> BACAAN:
▬▬▬▬▬▬▬▬▬▬
Majelis Ulama Indonesia (MUI) Pusat menyatakan bahwa sekte
Syiah yang akhir-akhir ini banyak dipertanyakan oleh masyarakat adalah
kelompok sesat dan menyimpang. Menurut MUI, ajaran Syiah telah memenehui
sepuluh kriteria aliran sesat yang telah ditetapkan MUI dalam Rakernas
pada Selasa, 6 Nopember 2007, di Sari Pan Pasifik, Jakarta.
Dalam buku ‘Mengenal dan Mewaspadai Penyimpangan Syiah di Indonesia’
yang diterbitkan oleh MUI Pusat pada bulan Nepember 2013 ini disebutkan
bahwa suatu ajaran dalam Islam jika mengandung sepuluh kriteria yang
telah ditetapkan MUI di Jakarta di atas merupakan ajaran menyimpang dan
sesat. Sepuluh kriteria yang disebutkan MUI tersebut adalah, pertama;
mengingkari salah satu Rukun Islam dan Rukun Iman , kedua; menyakini
atau mengikuti Aqidah yang tidak sesuai dengan dalil Syar’I (Al Qur’an
dan As Sunnah), ketiga; menyakini turunnya wahyu sesudah Al Qur’an,
keempat; mengingkari autentitas dan kebenaran Al Qur’an.
▬▬▬▬▬▬▬▬▬▬
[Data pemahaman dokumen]
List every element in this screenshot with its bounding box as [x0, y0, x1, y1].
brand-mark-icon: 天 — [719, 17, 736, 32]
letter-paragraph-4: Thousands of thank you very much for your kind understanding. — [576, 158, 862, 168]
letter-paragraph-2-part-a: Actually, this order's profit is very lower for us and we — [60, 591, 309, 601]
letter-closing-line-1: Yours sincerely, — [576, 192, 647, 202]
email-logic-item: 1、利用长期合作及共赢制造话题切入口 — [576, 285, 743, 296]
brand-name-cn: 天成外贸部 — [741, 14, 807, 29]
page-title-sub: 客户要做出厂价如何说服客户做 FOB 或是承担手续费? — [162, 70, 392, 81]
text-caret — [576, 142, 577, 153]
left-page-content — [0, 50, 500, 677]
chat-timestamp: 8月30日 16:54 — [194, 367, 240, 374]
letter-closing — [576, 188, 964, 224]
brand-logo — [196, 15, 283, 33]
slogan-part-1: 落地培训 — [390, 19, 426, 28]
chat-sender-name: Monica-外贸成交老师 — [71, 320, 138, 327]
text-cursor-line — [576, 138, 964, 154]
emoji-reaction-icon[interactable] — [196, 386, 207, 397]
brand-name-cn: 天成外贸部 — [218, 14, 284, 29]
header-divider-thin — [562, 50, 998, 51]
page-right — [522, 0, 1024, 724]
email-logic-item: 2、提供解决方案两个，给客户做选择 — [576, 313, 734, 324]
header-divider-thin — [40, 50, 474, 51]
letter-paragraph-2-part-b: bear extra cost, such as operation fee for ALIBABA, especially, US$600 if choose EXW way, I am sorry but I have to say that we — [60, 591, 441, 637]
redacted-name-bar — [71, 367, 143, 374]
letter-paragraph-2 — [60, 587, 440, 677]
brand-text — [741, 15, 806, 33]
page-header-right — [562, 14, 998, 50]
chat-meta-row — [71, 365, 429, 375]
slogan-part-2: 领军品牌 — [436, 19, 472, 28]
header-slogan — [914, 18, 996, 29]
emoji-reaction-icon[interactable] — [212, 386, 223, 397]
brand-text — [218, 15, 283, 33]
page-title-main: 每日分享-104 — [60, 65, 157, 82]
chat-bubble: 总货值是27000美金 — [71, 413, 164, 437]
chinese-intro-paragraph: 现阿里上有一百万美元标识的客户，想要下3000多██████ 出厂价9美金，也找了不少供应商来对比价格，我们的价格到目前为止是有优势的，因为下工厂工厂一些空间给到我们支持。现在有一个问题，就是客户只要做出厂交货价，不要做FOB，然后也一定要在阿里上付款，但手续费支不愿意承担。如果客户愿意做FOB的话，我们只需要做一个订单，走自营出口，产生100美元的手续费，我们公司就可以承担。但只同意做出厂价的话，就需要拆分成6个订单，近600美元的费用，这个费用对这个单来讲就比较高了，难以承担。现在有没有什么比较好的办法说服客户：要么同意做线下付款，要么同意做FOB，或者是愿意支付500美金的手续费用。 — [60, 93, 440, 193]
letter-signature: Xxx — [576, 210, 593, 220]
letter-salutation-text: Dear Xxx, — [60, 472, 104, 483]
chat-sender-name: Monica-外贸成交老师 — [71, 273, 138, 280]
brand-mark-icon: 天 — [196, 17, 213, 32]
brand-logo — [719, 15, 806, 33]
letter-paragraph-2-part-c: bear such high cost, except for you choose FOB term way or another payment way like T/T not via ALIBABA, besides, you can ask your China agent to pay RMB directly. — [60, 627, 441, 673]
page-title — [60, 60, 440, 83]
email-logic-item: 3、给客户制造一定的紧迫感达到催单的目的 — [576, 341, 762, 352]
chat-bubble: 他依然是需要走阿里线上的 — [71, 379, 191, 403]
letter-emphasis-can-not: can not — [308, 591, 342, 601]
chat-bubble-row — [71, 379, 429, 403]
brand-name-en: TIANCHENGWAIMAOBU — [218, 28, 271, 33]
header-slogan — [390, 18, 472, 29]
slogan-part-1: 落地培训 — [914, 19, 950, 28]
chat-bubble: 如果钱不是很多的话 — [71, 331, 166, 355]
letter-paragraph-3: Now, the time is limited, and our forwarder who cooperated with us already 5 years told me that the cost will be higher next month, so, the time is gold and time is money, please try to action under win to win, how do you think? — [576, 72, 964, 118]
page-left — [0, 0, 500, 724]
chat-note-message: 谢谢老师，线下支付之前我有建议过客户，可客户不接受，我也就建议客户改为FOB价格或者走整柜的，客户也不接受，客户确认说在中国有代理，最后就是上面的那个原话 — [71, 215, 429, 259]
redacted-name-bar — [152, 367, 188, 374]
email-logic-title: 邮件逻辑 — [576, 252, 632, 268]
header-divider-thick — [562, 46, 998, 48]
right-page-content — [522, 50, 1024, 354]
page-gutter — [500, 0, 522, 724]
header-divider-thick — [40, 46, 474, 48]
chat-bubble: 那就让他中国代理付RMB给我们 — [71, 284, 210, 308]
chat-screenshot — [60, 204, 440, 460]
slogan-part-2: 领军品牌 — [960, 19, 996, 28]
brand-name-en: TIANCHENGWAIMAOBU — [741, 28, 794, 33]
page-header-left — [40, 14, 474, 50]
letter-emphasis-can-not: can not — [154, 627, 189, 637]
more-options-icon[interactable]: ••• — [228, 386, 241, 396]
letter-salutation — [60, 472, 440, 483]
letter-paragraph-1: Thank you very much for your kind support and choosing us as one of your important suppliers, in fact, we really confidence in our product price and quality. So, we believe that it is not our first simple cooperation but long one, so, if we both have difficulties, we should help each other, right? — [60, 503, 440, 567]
▬▬▬▬▬▬▬▬▬▬
> PERINTAH KERJA 1: Menurut bacaan tentang MUI dan Syiah, kapan dan di mana kriteria aliran sesat ditetapkan dalam Rakernas MUI?
> PERINTAH KERJA 2:
Tentukan apakah setiap pernyataan berikut sesuai dengan bacaan tentang MUI dan Syiah. Jawab ya atau tidak, lalu kutip kata-kata bacaan yang menentukan.
(a) Buku ‘Mengenal dan Mewaspadai Penyimpangan Syiah di Indonesia’ diterbitkan oleh MUI Pusat.
(b) Kriteria ketiga adalah mengingkari autentitas dan kebenaran Al Qur’an.
(c) MUI menetapkan lima kriteria aliran sesat.

> JAWABAN 1: Pada Selasa, 6 Nopember 2007, di Sari Pan Pasifik, Jakarta.

> JAWABAN 2:
(a) Ya: "yang diterbitkan oleh MUI Pusat"
(b) Tidak: "ketiga; menyakini turunnya wahyu sesudah Al Qur’an"
(c) Tidak: "sepuluh kriteria aliran sesat"